### AIM OF THE EXERCISE
Restate each line of the listing exactly, without carrying over any pictures.

━━━━━━━━

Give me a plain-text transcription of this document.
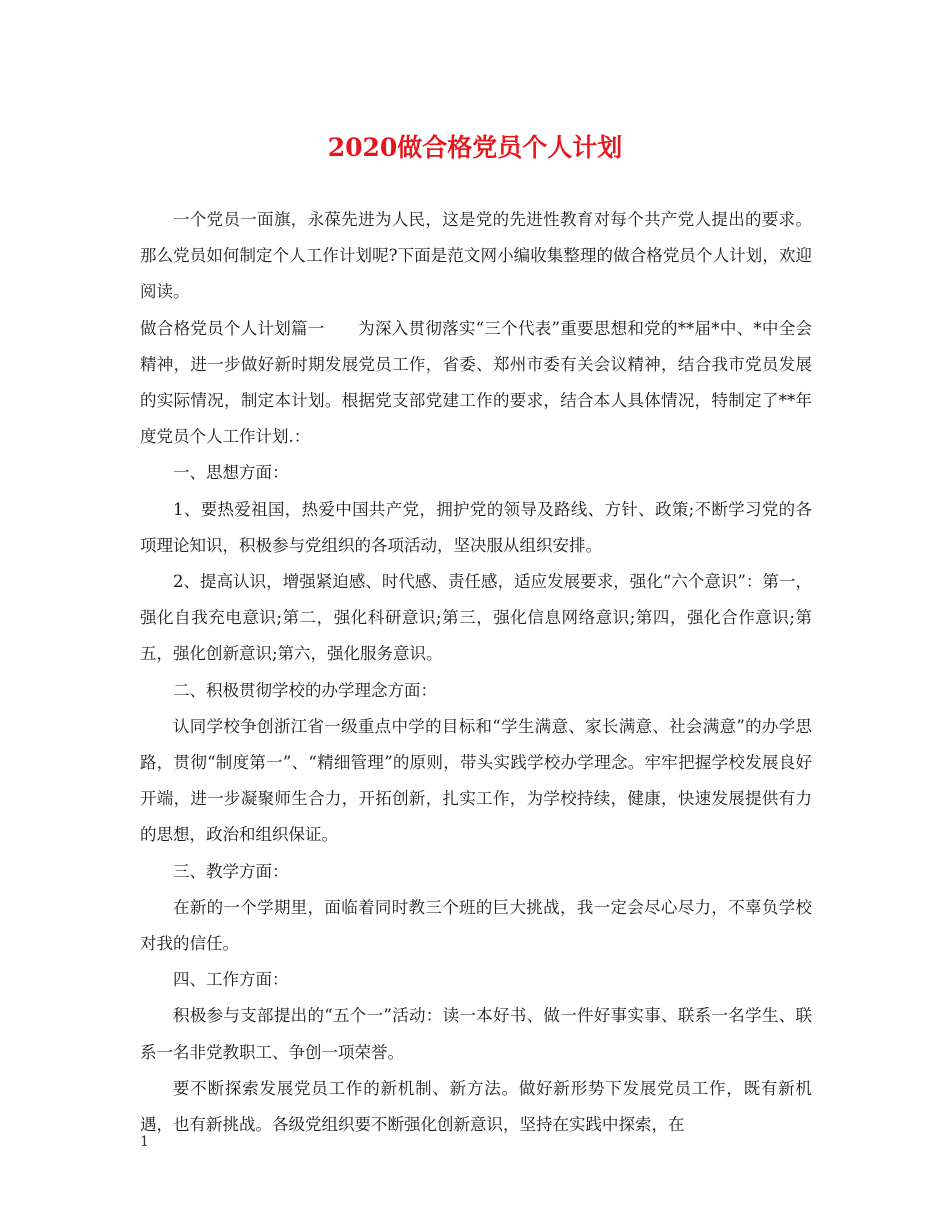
2020做合格党员个人计划

一个党员一面旗，永葆先进为人民，这是党的先进性教育对每个共产党人提出的要求。那么党员如何制定个人工作计划呢?下面是范文网小编收集整理的做合格党员个人计划，欢迎阅读。

做合格党员个人计划篇一　　为深入贯彻落实“三个代表”重要思想和党的**届*中、*中全会精神，进一步做好新时期发展党员工作，省委、郑州市委有关会议精神，结合我市党员发展的实际情况，制定本计划。根据党支部党建工作的要求，结合本人具体情况，特制定了**年度党员个人工作计划.：

一、思想方面：

1、要热爱祖国，热爱中国共产党，拥护党的领导及路线、方针、政策;不断学习党的各项理论知识，积极参与党组织的各项活动，坚决服从组织安排。

2、提高认识，增强紧迫感、时代感、责任感，适应发展要求，强化“六个意识”：第一，强化自我充电意识;第二，强化科研意识;第三，强化信息网络意识;第四，强化合作意识;第五，强化创新意识;第六，强化服务意识。

二、积极贯彻学校的办学理念方面：

认同学校争创浙江省一级重点中学的目标和“学生满意、家长满意、社会满意”的办学思路，贯彻“制度第一”、“精细管理”的原则，带头实践学校办学理念。牢牢把握学校发展良好开端，进一步凝聚师生合力，开拓创新，扎实工作，为学校持续，健康，快速发展提供有力的思想，政治和组织保证。

三、教学方面：

在新的一个学期里，面临着同时教三个班的巨大挑战，我一定会尽心尽力，不辜负学校对我的信任。

四、工作方面：

积极参与支部提出的“五个一”活动：读一本好书、做一件好事实事、联系一名学生、联系一名非党教职工、争创一项荣誉。

要不断探索发展党员工作的新机制、新方法。做好新形势下发展党员工作，既有新机遇，也有新挑战。各级党组织要不断强化创新意识，坚持在实践中探索，在

1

━━━━━━━━

### SOLUTION FOR THIS PROBLEM
Give me a plain-text transcription of this document.
2020做合格党员个人计划

一个党员一面旗，永葆先进为人民，这是党的先进性教育对每个共产党人提出的要求。那么党员如何制定个人工作计划呢?下面是范文网小编收集整理的做合格党员个人计划，欢迎阅读。

做合格党员个人计划篇一　　为深入贯彻落实“三个代表”重要思想和党的**届*中、*中全会精神，进一步做好新时期发展党员工作，省委、郑州市委有关会议精神，结合我市党员发展的实际情况，制定本计划。根据党支部党建工作的要求，结合本人具体情况，特制定了**年度党员个人工作计划.：

一、思想方面：

1、要热爱祖国，热爱中国共产党，拥护党的领导及路线、方针、政策;不断学习党的各项理论知识，积极参与党组织的各项活动，坚决服从组织安排。

2、提高认识，增强紧迫感、时代感、责任感，适应发展要求，强化“六个意识”：第一，强化自我充电意识;第二，强化科研意识;第三，强化信息网络意识;第四，强化合作意识;第五，强化创新意识;第六，强化服务意识。

二、积极贯彻学校的办学理念方面：

认同学校争创浙江省一级重点中学的目标和“学生满意、家长满意、社会满意”的办学思路，贯彻“制度第一”、“精细管理”的原则，带头实践学校办学理念。牢牢把握学校发展良好开端，进一步凝聚师生合力，开拓创新，扎实工作，为学校持续，健康，快速发展提供有力的思想，政治和组织保证。

三、教学方面：

在新的一个学期里，面临着同时教三个班的巨大挑战，我一定会尽心尽力，不辜负学校对我的信任。

四、工作方面：

积极参与支部提出的“五个一”活动：读一本好书、做一件好事实事、联系一名学生、联系一名非党教职工、争创一项荣誉。

要不断探索发展党员工作的新机制、新方法。做好新形势下发展党员工作，既有新机遇，也有新挑战。各级党组织要不断强化创新意识，坚持在实践中探索，在

1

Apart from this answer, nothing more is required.